Source —

-------------------------

The Cheery in-flight magazine of Yemenia, the national airline of Yemen, still runs articles encouraging adventurous tourists to visit the coffee-growing region in the country’s north, its terraced hilltop villages a vision of Old Arabia, and the fabled eastern valleys that were once home to the Queen of Sheba. But anyone trying to get off the beaten track in Yemen these days may find a bit too much adventure. About two-thirds of the country is out of government control and in the hands of either separatist groups or local tribes, some of which have a habit of kidnapping foreign tourists to use as bargaining chips in disputes with the central government. Such hostages were rarely harmed until this June, when nine foreigners were kidnapped — including two German women and a South Korean woman whose mutilated bodies were later discovered by shepherds. After the attack, the government effectively stopped granting permission to foreigners — including journalists — to travel anywhere but the capital, Sana’a, and the coastal region around the port city of Aden.
In the past month, the government, which is Sunni-dominated, has stepped up its military offensive against Shi’ite rebels, known as Houthis, whom officials blame for the killings. It’s a continuation of a war that began in 2004, when the government killed a Houthi leader, raising fears among Yemeni followers of the Zaydi sect of Shi’ite Islam that they were being targeted for eradication by the government and Sunni extremists. So far, thousands have died and hundreds of thousands have been displaced by the fighting, mostly in the northern province of Saada. The government has used aerial bombardment and artillery to try to smash the Houthis. The alleged use of collective punishment and blockades of aid to force locals to turn in rebel fighters have prompted some agencies, such as UNICEF, to compare the campaign to the government of Sudan’s actions in Darfur.

-------------------------

Stored entries —
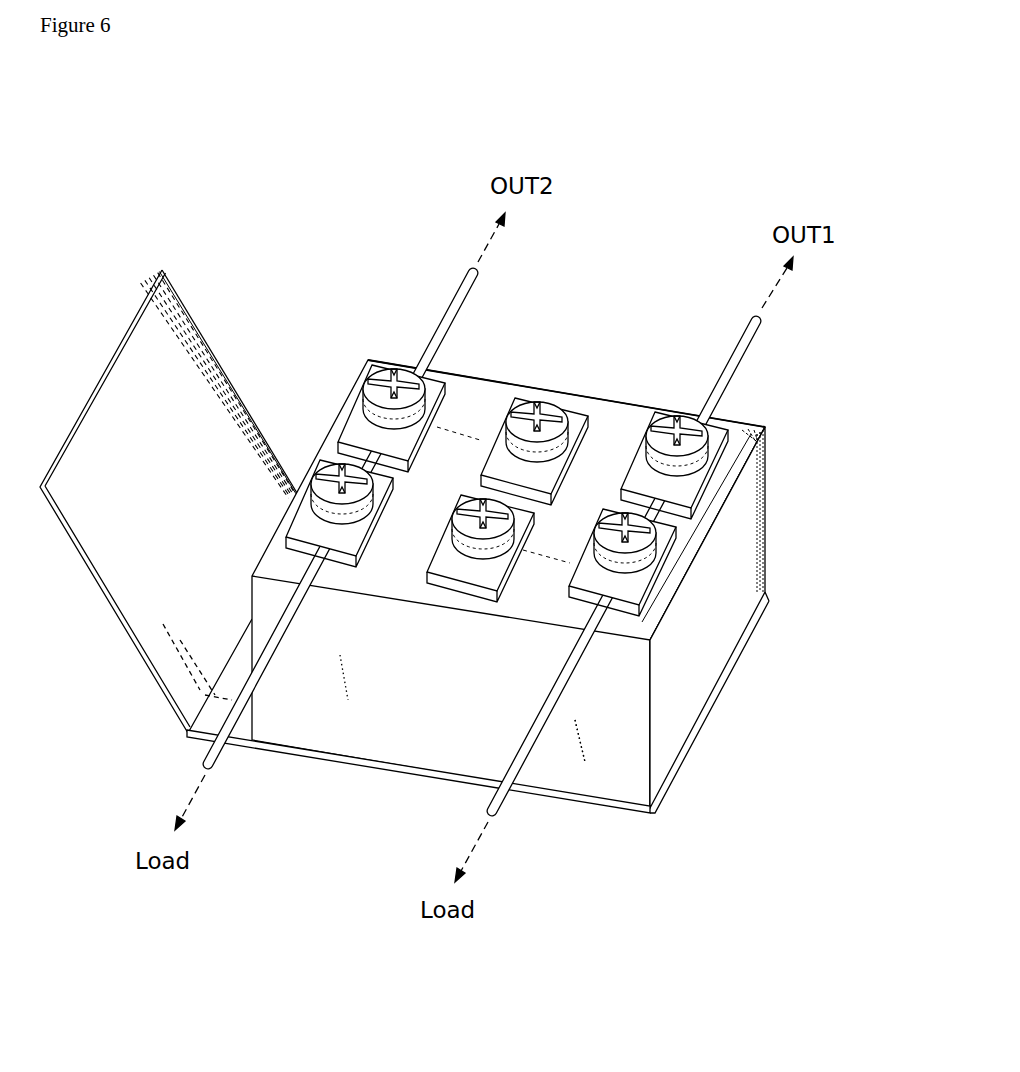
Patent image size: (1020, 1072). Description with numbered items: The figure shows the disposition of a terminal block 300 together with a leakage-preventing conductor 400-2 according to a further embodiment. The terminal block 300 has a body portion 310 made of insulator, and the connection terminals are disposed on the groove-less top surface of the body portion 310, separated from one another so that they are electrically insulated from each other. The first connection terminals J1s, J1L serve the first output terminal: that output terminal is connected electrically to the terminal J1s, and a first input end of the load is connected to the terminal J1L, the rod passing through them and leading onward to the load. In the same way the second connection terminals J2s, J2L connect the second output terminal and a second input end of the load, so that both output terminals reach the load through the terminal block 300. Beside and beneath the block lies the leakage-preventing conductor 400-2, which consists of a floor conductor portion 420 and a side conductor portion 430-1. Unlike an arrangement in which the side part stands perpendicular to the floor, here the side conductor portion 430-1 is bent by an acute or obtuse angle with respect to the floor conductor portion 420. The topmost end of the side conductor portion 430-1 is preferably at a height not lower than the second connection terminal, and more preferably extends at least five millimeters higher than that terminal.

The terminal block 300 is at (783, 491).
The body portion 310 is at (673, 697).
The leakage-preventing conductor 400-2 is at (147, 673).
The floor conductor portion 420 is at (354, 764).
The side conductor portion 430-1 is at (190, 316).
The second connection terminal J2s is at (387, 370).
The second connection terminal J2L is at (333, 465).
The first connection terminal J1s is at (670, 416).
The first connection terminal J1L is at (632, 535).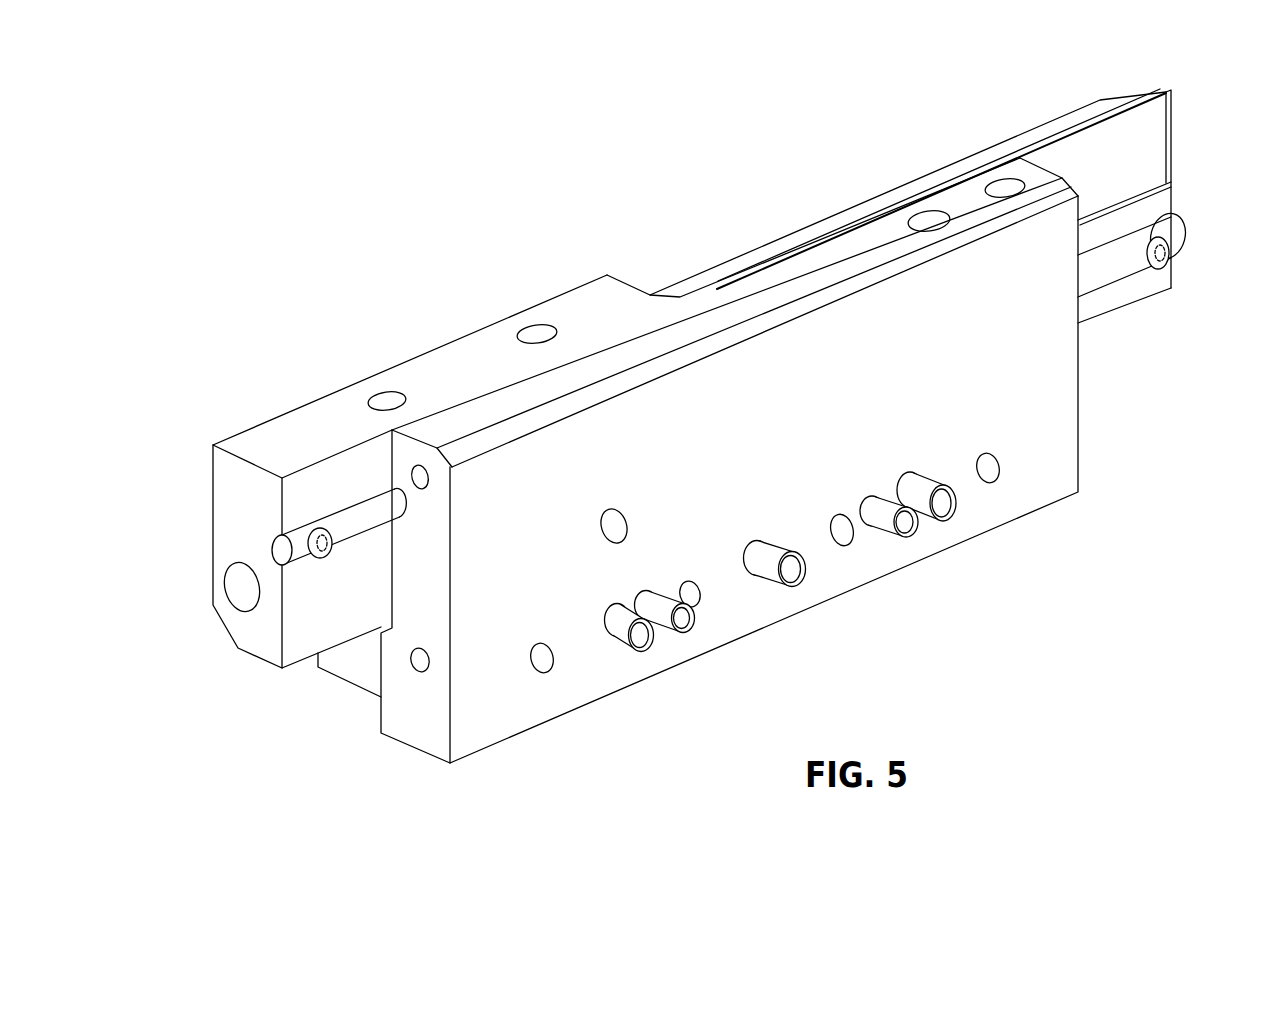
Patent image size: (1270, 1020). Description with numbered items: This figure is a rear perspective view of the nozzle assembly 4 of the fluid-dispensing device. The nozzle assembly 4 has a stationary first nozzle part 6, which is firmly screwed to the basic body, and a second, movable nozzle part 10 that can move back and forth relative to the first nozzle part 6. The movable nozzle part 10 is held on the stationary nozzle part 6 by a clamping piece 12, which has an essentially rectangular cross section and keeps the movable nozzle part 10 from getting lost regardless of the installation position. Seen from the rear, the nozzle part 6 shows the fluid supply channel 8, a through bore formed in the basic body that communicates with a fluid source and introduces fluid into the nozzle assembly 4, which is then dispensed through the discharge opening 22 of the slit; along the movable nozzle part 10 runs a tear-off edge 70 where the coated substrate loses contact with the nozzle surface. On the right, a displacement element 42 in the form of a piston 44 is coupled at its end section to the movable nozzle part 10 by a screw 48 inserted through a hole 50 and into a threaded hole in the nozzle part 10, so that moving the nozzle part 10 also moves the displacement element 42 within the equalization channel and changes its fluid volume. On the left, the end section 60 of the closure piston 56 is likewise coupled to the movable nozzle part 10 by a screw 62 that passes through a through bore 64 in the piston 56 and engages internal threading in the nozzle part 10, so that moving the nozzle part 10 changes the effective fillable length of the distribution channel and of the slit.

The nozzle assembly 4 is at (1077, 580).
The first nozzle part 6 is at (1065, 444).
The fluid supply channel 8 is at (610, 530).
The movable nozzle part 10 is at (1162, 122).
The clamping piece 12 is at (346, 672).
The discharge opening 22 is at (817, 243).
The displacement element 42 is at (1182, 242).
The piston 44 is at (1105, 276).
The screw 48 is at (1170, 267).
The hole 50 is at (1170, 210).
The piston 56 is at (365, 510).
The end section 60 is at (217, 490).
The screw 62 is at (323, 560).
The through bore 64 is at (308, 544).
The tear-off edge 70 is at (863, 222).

-------------------------

Work required — Copy everything in the Yemen article from "In the past" down to "actions in Darfur.", changing "aerial bombardment" to "air strikes". These entries have no connection to the Yemen article.

Task output —
In the past month, the government, which is Sunni-dominated, has stepped up its military offensive against Shi’ite rebels, known as Houthis, whom officials blame for the killings. It’s a continuation of a war that began in 2004, when the government killed a Houthi leader, raising fears among Yemeni followers of the Zaydi sect of Shi’ite Islam that they were being targeted for eradication by the government and Sunni extremists. So far, thousands have died and hundreds of thousands have been displaced by the fighting, mostly in the northern province of Saada. The government has used air strikes and artillery to try to smash the Houthis. The alleged use of collective punishment and blockades of aid to force locals to turn in rebel fighters have prompted some agencies, such as UNICEF, to compare the campaign to the government of Sudan’s actions in Darfur.